**Your goal**
Copy out each line of the material below that holds the string "Разрезы".

**Saved data entries**
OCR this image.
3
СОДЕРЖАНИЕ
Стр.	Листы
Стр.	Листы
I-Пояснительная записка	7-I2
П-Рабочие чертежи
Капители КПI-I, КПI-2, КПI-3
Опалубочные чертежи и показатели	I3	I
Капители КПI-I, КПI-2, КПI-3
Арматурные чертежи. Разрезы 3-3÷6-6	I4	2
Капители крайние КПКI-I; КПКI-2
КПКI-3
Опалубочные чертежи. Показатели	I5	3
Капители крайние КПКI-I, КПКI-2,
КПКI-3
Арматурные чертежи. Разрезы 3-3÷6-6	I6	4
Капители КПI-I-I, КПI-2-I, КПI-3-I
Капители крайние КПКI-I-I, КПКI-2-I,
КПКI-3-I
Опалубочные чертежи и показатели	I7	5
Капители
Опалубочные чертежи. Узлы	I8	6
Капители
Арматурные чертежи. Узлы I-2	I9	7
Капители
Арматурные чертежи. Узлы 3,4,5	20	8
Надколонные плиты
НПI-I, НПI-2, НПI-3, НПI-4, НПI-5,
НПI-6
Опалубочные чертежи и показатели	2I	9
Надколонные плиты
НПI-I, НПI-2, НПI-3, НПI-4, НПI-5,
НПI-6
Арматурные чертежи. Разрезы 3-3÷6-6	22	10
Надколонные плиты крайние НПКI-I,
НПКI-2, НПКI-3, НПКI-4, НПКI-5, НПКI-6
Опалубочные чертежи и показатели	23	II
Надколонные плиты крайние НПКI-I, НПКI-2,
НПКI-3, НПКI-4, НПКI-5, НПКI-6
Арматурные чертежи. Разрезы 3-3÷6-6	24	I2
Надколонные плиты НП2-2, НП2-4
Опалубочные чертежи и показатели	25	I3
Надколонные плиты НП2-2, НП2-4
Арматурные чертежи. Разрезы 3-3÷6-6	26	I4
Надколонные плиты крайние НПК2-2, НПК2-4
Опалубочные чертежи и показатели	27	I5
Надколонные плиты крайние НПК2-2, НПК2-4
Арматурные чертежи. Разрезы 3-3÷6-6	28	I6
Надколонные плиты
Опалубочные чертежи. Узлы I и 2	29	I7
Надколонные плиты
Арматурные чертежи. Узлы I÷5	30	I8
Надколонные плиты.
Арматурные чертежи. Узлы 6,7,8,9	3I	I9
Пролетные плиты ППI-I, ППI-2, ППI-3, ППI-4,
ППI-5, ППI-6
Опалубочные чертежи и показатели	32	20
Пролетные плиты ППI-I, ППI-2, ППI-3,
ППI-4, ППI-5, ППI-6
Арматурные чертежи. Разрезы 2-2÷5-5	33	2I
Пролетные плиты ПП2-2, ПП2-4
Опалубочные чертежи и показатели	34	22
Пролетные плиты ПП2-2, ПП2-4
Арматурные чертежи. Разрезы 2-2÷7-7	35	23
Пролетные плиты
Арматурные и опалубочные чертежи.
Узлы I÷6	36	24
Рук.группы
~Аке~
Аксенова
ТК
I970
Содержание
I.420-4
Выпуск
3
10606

**Answer for this exercise**
Арматурные чертежи. Разрезы 3-3÷6-6	I4	2
Арматурные чертежи. Разрезы 3-3÷6-6	I6	4
Арматурные чертежи. Разрезы 3-3÷6-6	22	10
Арматурные чертежи. Разрезы 3-3÷6-6	24	I2
Арматурные чертежи. Разрезы 3-3÷6-6	26	I4
Арматурные чертежи. Разрезы 3-3÷6-6	28	I6
Арматурные чертежи. Разрезы 2-2÷5-5	33	2I
Арматурные чертежи. Разрезы 2-2÷7-7	35	23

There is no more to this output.